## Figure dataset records
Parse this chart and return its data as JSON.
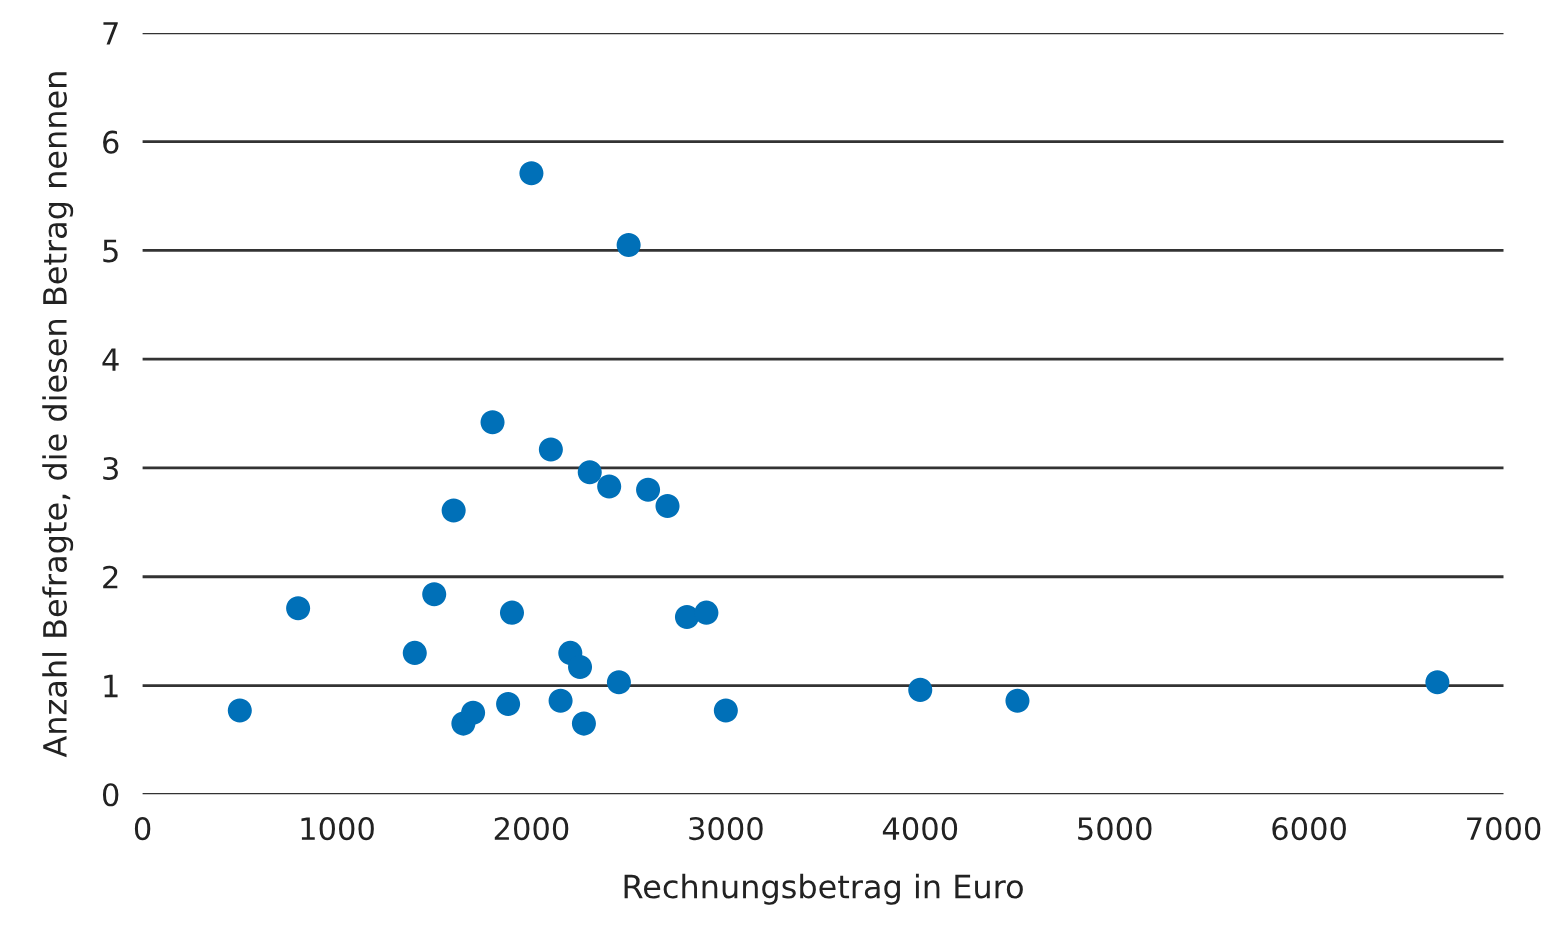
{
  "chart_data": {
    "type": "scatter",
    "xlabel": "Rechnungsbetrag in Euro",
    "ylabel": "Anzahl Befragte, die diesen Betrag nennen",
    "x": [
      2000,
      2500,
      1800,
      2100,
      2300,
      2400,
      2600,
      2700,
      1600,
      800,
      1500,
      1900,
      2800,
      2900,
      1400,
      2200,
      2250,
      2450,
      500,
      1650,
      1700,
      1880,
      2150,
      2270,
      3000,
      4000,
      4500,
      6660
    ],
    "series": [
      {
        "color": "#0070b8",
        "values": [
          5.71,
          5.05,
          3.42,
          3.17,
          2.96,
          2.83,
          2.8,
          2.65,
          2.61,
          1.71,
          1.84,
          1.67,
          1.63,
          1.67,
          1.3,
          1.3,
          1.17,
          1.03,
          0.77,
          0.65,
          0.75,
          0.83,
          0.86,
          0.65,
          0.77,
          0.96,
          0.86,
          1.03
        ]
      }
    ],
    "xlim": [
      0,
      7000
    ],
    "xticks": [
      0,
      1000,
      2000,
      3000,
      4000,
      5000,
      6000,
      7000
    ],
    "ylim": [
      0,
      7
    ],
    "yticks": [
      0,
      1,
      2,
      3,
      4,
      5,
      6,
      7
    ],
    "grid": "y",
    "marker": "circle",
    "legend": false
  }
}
...
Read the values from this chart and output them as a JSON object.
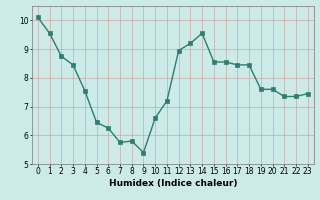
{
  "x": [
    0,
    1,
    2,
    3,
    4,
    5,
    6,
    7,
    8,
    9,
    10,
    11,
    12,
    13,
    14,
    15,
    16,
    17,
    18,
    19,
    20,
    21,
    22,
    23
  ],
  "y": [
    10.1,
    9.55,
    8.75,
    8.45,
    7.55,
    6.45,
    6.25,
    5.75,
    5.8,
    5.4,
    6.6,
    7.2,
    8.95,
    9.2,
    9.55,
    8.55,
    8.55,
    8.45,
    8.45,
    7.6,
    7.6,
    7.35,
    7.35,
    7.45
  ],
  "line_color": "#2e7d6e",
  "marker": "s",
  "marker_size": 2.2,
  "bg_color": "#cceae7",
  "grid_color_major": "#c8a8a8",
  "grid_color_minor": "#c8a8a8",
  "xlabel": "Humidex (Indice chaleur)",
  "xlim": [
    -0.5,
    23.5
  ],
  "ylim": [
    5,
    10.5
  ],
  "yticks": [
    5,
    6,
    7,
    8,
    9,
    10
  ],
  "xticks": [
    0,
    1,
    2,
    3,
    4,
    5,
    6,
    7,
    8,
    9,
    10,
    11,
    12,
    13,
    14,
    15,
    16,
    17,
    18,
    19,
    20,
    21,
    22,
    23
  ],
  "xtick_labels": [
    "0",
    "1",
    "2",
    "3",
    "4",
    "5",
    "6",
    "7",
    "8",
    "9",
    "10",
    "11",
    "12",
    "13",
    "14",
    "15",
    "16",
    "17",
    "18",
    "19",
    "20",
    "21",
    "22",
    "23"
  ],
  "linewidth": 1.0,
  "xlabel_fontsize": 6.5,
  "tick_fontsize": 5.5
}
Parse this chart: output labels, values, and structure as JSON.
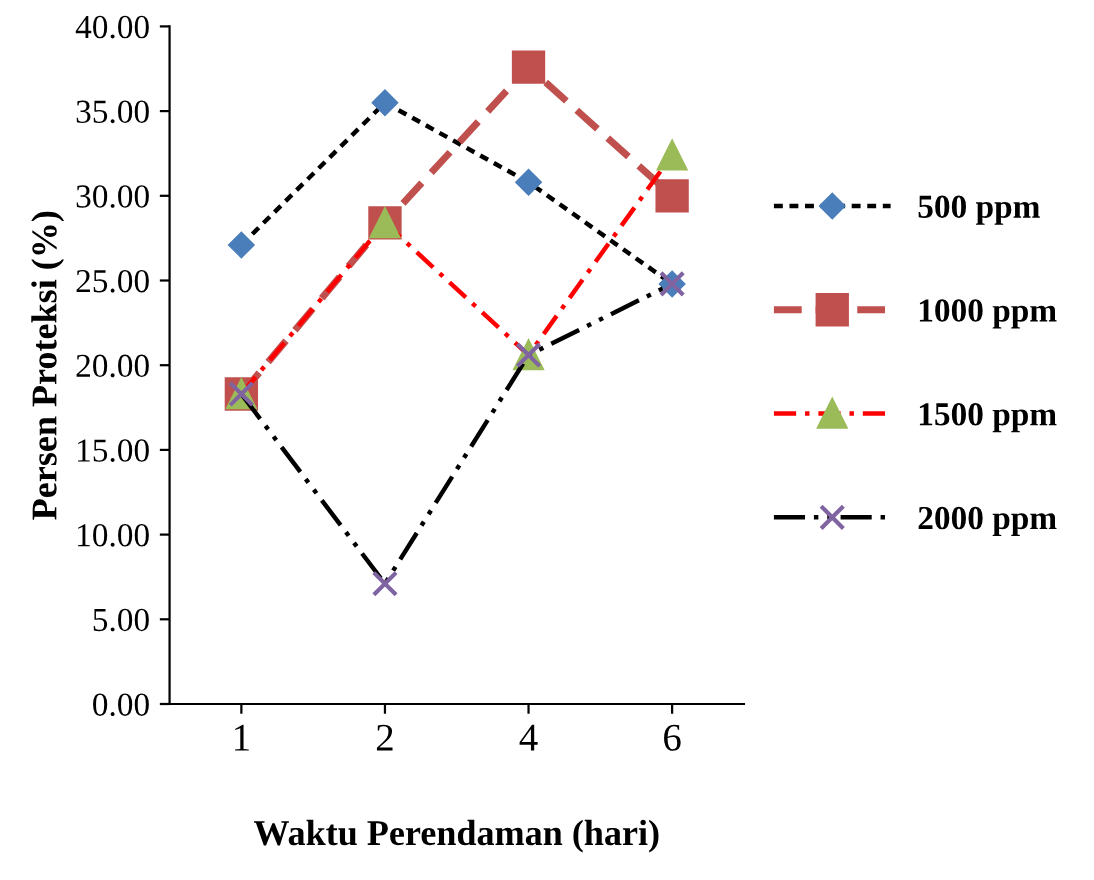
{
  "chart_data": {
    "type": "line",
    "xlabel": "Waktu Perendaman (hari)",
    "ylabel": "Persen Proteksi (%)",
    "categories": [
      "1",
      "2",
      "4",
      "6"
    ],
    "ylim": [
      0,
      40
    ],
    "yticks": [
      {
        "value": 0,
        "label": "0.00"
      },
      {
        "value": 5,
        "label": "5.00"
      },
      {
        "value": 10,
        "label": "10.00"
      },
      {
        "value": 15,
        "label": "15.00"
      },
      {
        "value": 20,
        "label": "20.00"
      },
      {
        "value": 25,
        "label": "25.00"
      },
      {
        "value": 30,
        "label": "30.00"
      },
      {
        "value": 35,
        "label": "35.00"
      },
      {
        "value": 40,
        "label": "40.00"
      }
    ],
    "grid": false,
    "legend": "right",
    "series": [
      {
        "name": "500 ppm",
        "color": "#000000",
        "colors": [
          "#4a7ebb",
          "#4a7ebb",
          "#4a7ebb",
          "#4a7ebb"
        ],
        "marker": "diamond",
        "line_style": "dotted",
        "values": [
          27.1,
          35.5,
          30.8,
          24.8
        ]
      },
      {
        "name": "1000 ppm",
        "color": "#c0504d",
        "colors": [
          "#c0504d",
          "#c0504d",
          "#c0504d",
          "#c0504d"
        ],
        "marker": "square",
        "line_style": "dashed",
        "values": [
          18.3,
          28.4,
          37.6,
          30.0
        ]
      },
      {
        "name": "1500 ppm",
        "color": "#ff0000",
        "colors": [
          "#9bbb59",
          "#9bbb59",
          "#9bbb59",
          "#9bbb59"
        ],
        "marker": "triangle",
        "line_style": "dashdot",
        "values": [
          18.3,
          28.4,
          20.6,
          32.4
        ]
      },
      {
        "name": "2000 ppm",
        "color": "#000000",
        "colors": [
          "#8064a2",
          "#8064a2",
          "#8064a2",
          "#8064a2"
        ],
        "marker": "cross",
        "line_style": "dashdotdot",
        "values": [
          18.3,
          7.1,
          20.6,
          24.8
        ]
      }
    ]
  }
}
--
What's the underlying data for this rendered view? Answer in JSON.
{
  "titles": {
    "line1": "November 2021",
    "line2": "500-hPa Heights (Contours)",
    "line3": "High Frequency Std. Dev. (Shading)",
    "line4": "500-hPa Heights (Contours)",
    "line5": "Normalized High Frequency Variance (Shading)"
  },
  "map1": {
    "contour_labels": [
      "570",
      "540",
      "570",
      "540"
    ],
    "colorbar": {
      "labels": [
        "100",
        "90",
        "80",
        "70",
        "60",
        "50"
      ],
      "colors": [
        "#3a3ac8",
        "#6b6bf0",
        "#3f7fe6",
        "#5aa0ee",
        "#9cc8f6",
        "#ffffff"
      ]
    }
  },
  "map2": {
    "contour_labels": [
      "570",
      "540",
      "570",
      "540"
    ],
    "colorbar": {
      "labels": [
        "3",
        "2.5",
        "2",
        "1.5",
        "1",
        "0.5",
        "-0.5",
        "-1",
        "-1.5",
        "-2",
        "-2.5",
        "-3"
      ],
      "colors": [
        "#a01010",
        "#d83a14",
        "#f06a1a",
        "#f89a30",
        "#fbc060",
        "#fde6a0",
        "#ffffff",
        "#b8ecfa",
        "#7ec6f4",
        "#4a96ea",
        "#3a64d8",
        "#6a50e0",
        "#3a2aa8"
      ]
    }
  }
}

## Stated goal
Gather up every line in the data above that contains the word "Contours", copying each one.

## Correct answer
    "line2": "500-hPa Heights (Contours)",
    "line4": "500-hPa Heights (Contours)",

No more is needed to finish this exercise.